MATERIAL FOR THE TASK =>
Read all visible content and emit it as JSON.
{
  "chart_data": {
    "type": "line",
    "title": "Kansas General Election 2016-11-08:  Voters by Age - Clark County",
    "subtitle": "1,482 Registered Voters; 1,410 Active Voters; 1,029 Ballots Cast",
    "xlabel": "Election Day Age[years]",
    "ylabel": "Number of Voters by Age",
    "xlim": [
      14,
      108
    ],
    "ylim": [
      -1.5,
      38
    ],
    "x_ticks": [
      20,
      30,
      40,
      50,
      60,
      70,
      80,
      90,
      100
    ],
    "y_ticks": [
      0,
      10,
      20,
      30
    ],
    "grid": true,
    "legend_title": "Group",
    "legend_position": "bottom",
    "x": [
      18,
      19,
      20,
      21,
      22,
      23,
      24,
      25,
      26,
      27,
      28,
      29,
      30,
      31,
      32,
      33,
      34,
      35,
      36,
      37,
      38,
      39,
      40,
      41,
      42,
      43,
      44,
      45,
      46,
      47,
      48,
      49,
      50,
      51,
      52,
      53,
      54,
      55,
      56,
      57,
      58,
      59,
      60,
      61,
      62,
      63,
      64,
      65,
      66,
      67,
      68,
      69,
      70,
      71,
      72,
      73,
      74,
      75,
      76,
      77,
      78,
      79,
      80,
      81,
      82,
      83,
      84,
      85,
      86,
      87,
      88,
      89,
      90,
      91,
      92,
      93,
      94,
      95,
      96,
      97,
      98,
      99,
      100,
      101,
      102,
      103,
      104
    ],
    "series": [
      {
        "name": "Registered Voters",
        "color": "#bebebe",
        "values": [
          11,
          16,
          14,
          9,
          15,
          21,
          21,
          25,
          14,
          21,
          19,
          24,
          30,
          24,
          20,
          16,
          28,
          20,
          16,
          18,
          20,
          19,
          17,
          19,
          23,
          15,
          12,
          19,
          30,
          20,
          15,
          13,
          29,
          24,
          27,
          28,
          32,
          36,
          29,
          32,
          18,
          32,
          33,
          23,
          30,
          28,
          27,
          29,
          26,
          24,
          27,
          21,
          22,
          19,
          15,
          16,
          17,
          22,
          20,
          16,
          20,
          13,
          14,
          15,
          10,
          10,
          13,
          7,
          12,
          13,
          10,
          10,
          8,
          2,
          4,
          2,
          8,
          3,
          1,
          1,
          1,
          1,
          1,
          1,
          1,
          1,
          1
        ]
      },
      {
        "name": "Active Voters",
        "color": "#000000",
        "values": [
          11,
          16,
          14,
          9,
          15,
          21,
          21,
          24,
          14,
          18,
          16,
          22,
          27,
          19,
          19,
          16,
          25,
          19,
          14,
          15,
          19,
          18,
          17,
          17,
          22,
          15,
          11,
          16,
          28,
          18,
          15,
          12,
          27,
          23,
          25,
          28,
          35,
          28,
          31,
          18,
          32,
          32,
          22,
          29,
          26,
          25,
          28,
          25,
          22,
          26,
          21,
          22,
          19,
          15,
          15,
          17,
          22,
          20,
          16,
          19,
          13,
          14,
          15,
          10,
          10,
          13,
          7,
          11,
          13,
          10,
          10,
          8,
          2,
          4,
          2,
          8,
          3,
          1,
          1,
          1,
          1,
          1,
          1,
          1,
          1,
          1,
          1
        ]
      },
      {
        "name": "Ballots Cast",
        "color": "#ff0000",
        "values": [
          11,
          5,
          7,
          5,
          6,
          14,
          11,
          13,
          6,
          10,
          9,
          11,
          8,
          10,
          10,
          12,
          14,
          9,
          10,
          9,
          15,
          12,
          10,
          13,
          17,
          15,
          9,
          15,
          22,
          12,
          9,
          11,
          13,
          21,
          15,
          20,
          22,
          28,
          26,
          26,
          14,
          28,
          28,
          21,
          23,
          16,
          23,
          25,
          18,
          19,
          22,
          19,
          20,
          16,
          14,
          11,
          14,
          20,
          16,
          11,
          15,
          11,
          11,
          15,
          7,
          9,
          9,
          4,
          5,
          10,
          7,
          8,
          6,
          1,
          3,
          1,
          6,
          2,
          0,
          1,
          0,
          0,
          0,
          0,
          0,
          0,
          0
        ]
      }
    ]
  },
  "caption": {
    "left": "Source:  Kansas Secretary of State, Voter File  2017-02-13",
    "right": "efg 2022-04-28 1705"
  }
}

WHAT YOU ARE ASKED TO DO => Give only the number of lines that include the word "color".

COMPLETE OUTPUT => 3